• **What is asked**:
Below is a block of records. Copy every line in it that contains the word "Grisoni".

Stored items
● ● ● ●

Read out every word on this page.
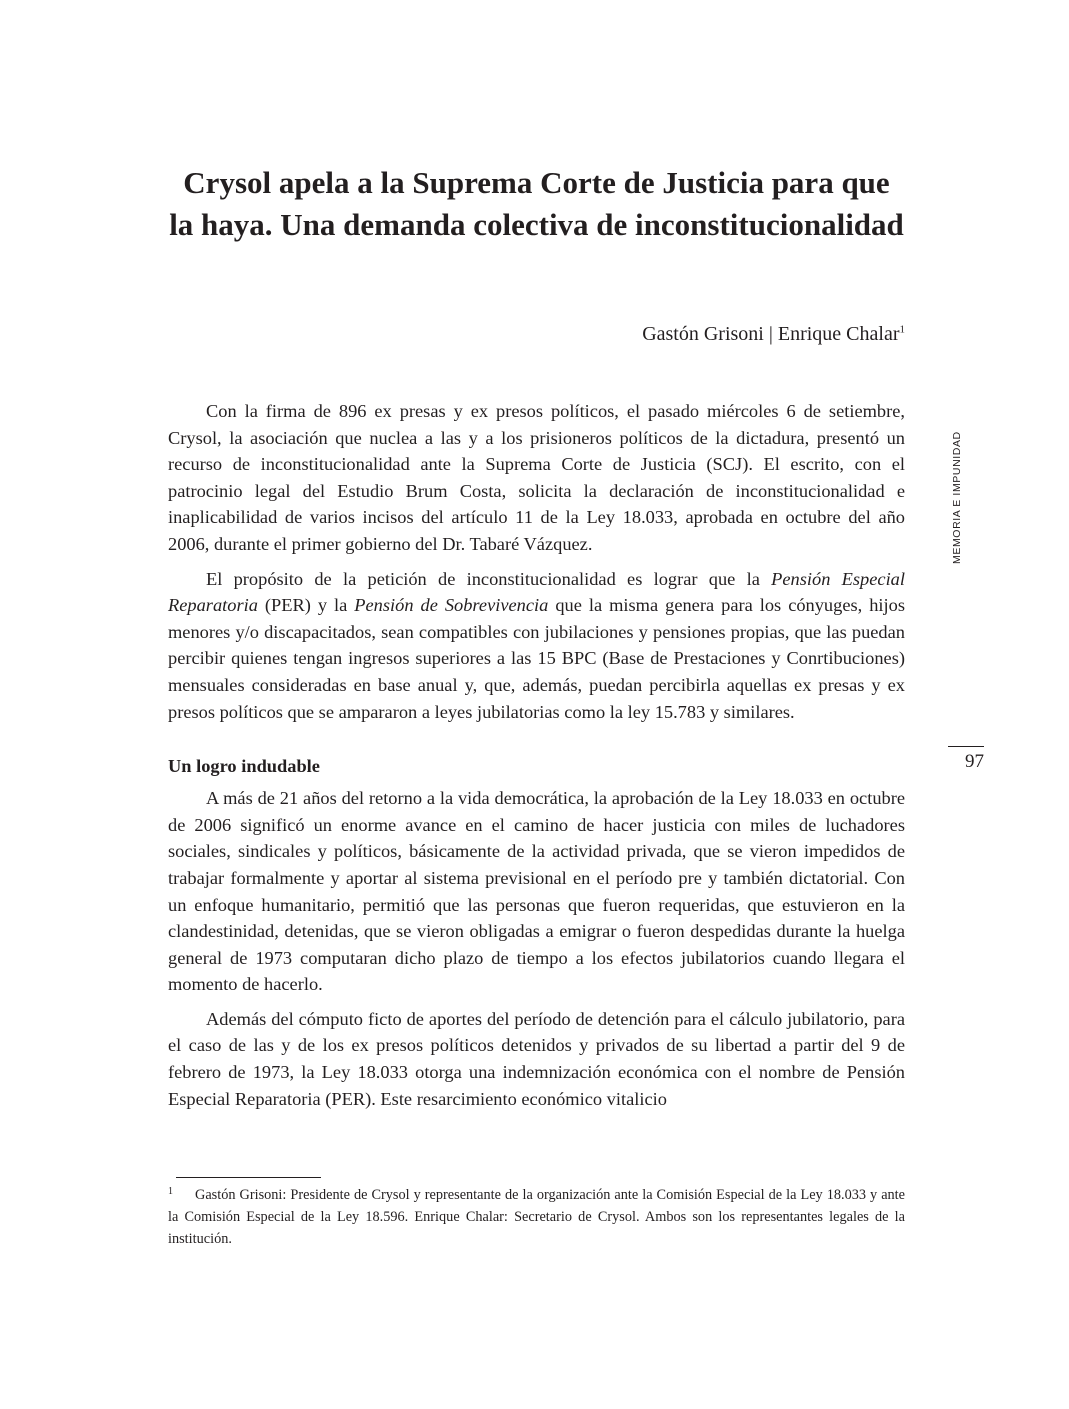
Crysol apela a la Suprema Corte de Justicia para que la haya. Una demanda colectiva de inconstitucionalidad
Gastón Grisoni | Enrique Chalar$^1$

Con la firma de 896 ex presas y ex presos políticos, el pasado miércoles 6 de setiembre, Crysol, la asociación que nuclea a las y a los prisioneros políticos de la dictadura, presentó un recurso de inconstitucionalidad ante la Suprema Corte de Justicia (SCJ). El escrito, con el patrocinio legal del Estudio Brum Costa, solicita la declaración de inconstitucionalidad e inaplicabilidad de varios incisos del artículo 11 de la Ley 18.033, aprobada en octubre del año 2006, durante el primer gobierno del Dr. Tabaré Vázquez.

El propósito de la petición de inconstitucionalidad es lograr que la Pensión Especial Reparatoria (PER) y la Pensión de Sobrevivencia que la misma genera para los cónyuges, hijos menores y/o discapacitados, sean compatibles con jubilaciones y pensiones propias, que las puedan percibir quienes tengan ingresos superiores a las 15 BPC (Base de Prestaciones y Conrtibuciones) mensuales consideradas en base anual y, que, además, puedan percibirla aquellas ex presas y ex presos políticos que se ampararon a leyes jubilatorias como la ley 15.783 y similares.

Un logro indudable

A más de 21 años del retorno a la vida democrática, la aprobación de la Ley 18.033 en octubre de 2006 significó un enorme avance en el camino de hacer justicia con miles de luchadores sociales, sindicales y políticos, básicamente de la actividad privada, que se vieron impedidos de trabajar formalmente y aportar al sistema previsional en el período pre y también dictatorial. Con un enfoque humanitario, permitió que las personas que fueron requeridas, que estuvieron en la clandestinidad, detenidas, que se vieron obligadas a emigrar o fueron despedidas durante la huelga general de 1973 computaran dicho plazo de tiempo a los efectos jubilatorios cuando llegara el momento de hacerlo.

Además del cómputo ficto de aportes del período de detención para el cálculo jubilatorio, para el caso de las y de los ex presos políticos detenidos y privados de su libertad a partir del 9 de febrero de 1973, la Ley 18.033 otorga una indemnización económica con el nombre de Pensión Especial Reparatoria (PER). Este resarcimiento económico vitalicio

MEMORIA E IMPUNIDAD
97
1 Gastón Grisoni: Presidente de Crysol y representante de la organización ante la Comisión Especial de la Ley 18.033 y ante la Comisión Especial de la Ley 18.596. Enrique Chalar: Secretario de Crysol. Ambos son los representantes legales de la institución.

● ● ● ●

• **The reply**:
Gastón Grisoni | Enrique Chalar$^1$
1 Gastón Grisoni: Presidente de Crysol y representante de la organización ante la Comisión Especial de la Ley 18.033 y ante la Comisión Especial de la Ley 18.596. Enrique Chalar: Secretario de Crysol. Ambos son los representantes legales de la institución.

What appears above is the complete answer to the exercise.